Stored data
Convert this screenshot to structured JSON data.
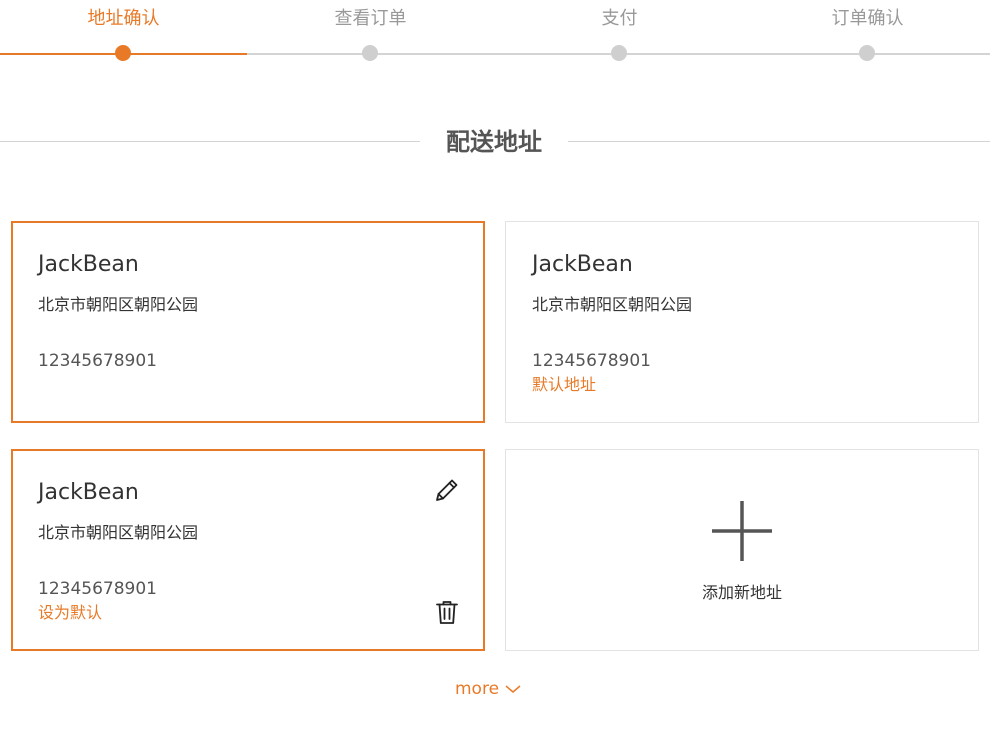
{
  "steps": [
    {
      "label": "地址确认",
      "active": true
    },
    {
      "label": "查看订单",
      "active": false
    },
    {
      "label": "支付",
      "active": false
    },
    {
      "label": "订单确认",
      "active": false
    }
  ],
  "section": {
    "title": "配送地址"
  },
  "addresses": [
    {
      "name": "JackBean",
      "address": "北京市朝阳区朝阳公园",
      "phone": "12345678901",
      "tag": "",
      "selected": true
    },
    {
      "name": "JackBean",
      "address": "北京市朝阳区朝阳公园",
      "phone": "12345678901",
      "tag": "默认地址",
      "selected": false
    },
    {
      "name": "JackBean",
      "address": "北京市朝阳区朝阳公园",
      "phone": "12345678901",
      "tag": "设为默认",
      "selected": true,
      "actions": [
        "pencil-icon",
        "trash-icon"
      ]
    }
  ],
  "add_address": {
    "label": "添加新地址",
    "icon": "plus-icon"
  },
  "more": {
    "label": "more",
    "icon": "chevron-down-icon"
  },
  "colors": {
    "accent": "#e87a27",
    "inactive": "#cfcfcf",
    "border": "#e3e3e3"
  }
}
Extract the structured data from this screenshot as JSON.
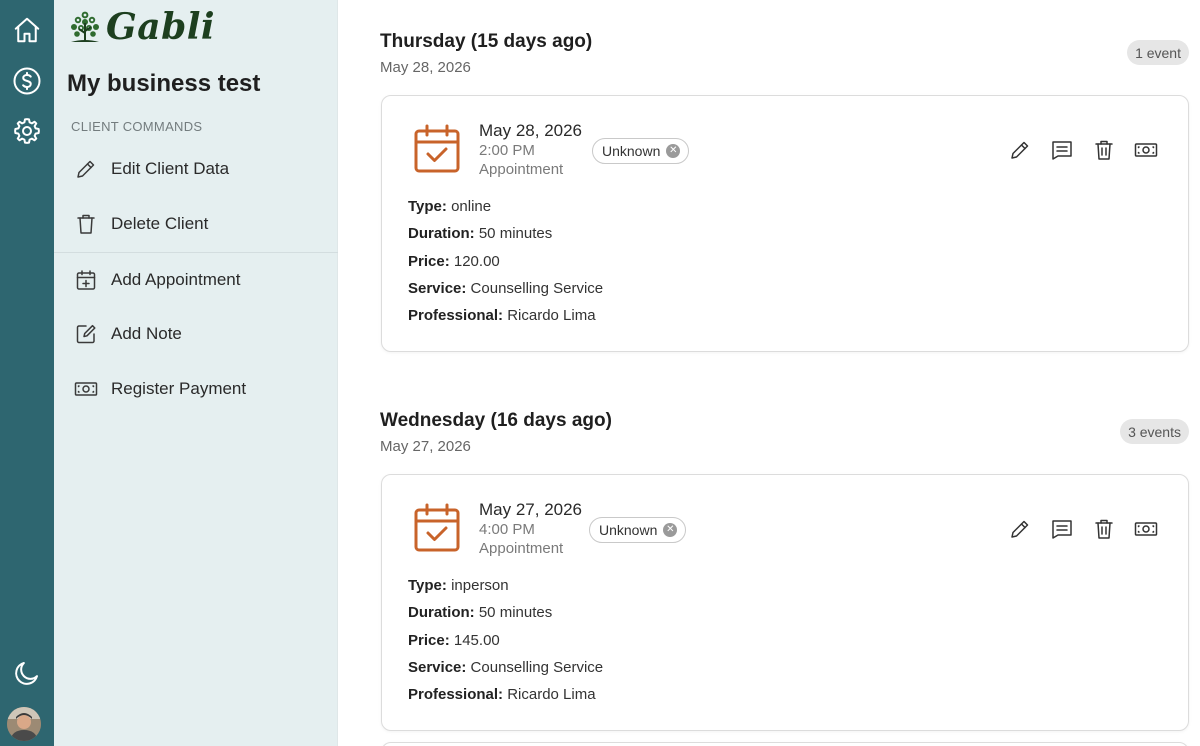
{
  "app": {
    "logo_text": "Gabli",
    "business_name": "My business test"
  },
  "rail": {
    "icons": [
      "home-icon",
      "dollar-icon",
      "gear-icon",
      "moon-icon"
    ]
  },
  "sidebar": {
    "section_label": "CLIENT COMMANDS",
    "commands": [
      {
        "label": "Edit Client Data",
        "icon": "pencil-icon"
      },
      {
        "label": "Delete Client",
        "icon": "trash-icon"
      },
      {
        "label": "Add Appointment",
        "icon": "calendar-plus-icon"
      },
      {
        "label": "Add Note",
        "icon": "note-edit-icon"
      },
      {
        "label": "Register Payment",
        "icon": "cash-icon"
      }
    ]
  },
  "colors": {
    "rail": "#2e6670",
    "sidebar": "#e5eff0",
    "calendar_accent": "#c8632a"
  },
  "labels": {
    "type": "Type:",
    "duration": "Duration:",
    "price": "Price:",
    "service": "Service:",
    "professional": "Professional:"
  },
  "days": [
    {
      "title": "Thursday (15 days ago)",
      "date": "May 28, 2026",
      "count": "1 event",
      "event": {
        "date": "May 28, 2026",
        "time": "2:00 PM",
        "kind": "Appointment",
        "status": "Unknown",
        "type": "online",
        "duration": "50 minutes",
        "price": "120.00",
        "service": "Counselling Service",
        "professional": "Ricardo Lima"
      }
    },
    {
      "title": "Wednesday (16 days ago)",
      "date": "May 27, 2026",
      "count": "3 events",
      "event": {
        "date": "May 27, 2026",
        "time": "4:00 PM",
        "kind": "Appointment",
        "status": "Unknown",
        "type": "inperson",
        "duration": "50 minutes",
        "price": "145.00",
        "service": "Counselling Service",
        "professional": "Ricardo Lima"
      }
    }
  ]
}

▸ **Given exercise**
Restate the whole of the material word for word without the pictures.

▸ **Result of the exercise**
Convert this screenshot to structured JSON data.
{
  "steps": [
    {
      "label": "地址确认",
      "active": true
    },
    {
      "label": "查看订单",
      "active": false
    },
    {
      "label": "支付",
      "active": false
    },
    {
      "label": "订单确认",
      "active": false
    }
  ],
  "section": {
    "title": "配送地址"
  },
  "addresses": [
    {
      "name": "JackBean",
      "address": "北京市朝阳区朝阳公园",
      "phone": "12345678901",
      "tag": "",
      "selected": true
    },
    {
      "name": "JackBean",
      "address": "北京市朝阳区朝阳公园",
      "phone": "12345678901",
      "tag": "默认地址",
      "selected": false
    },
    {
      "name": "JackBean",
      "address": "北京市朝阳区朝阳公园",
      "phone": "12345678901",
      "tag": "设为默认",
      "selected": true,
      "actions": [
        "pencil-icon",
        "trash-icon"
      ]
    }
  ],
  "add_address": {
    "label": "添加新地址",
    "icon": "plus-icon"
  },
  "more": {
    "label": "more",
    "icon": "chevron-down-icon"
  },
  "colors": {
    "accent": "#e87a27",
    "inactive": "#cfcfcf",
    "border": "#e3e3e3"
  }
}
Extract the structured data from this screenshot as JSON.
{
  "app": {
    "logo_text": "Gabli",
    "business_name": "My business test"
  },
  "rail": {
    "icons": [
      "home-icon",
      "dollar-icon",
      "gear-icon",
      "moon-icon"
    ]
  },
  "sidebar": {
    "section_label": "CLIENT COMMANDS",
    "commands": [
      {
        "label": "Edit Client Data",
        "icon": "pencil-icon"
      },
      {
        "label": "Delete Client",
        "icon": "trash-icon"
      },
      {
        "label": "Add Appointment",
        "icon": "calendar-plus-icon"
      },
      {
        "label": "Add Note",
        "icon": "note-edit-icon"
      },
      {
        "label": "Register Payment",
        "icon": "cash-icon"
      }
    ]
  },
  "colors": {
    "rail": "#2e6670",
    "sidebar": "#e5eff0",
    "calendar_accent": "#c8632a"
  },
  "labels": {
    "type": "Type:",
    "duration": "Duration:",
    "price": "Price:",
    "service": "Service:",
    "professional": "Professional:"
  },
  "days": [
    {
      "title": "Thursday (15 days ago)",
      "date": "May 28, 2026",
      "count": "1 event",
      "event": {
        "date": "May 28, 2026",
        "time": "2:00 PM",
        "kind": "Appointment",
        "status": "Unknown",
        "type": "online",
        "duration": "50 minutes",
        "price": "120.00",
        "service": "Counselling Service",
        "professional": "Ricardo Lima"
      }
    },
    {
      "title": "Wednesday (16 days ago)",
      "date": "May 27, 2026",
      "count": "3 events",
      "event": {
        "date": "May 27, 2026",
        "time": "4:00 PM",
        "kind": "Appointment",
        "status": "Unknown",
        "type": "inperson",
        "duration": "50 minutes",
        "price": "145.00",
        "service": "Counselling Service",
        "professional": "Ricardo Lima"
      }
    }
  ]
}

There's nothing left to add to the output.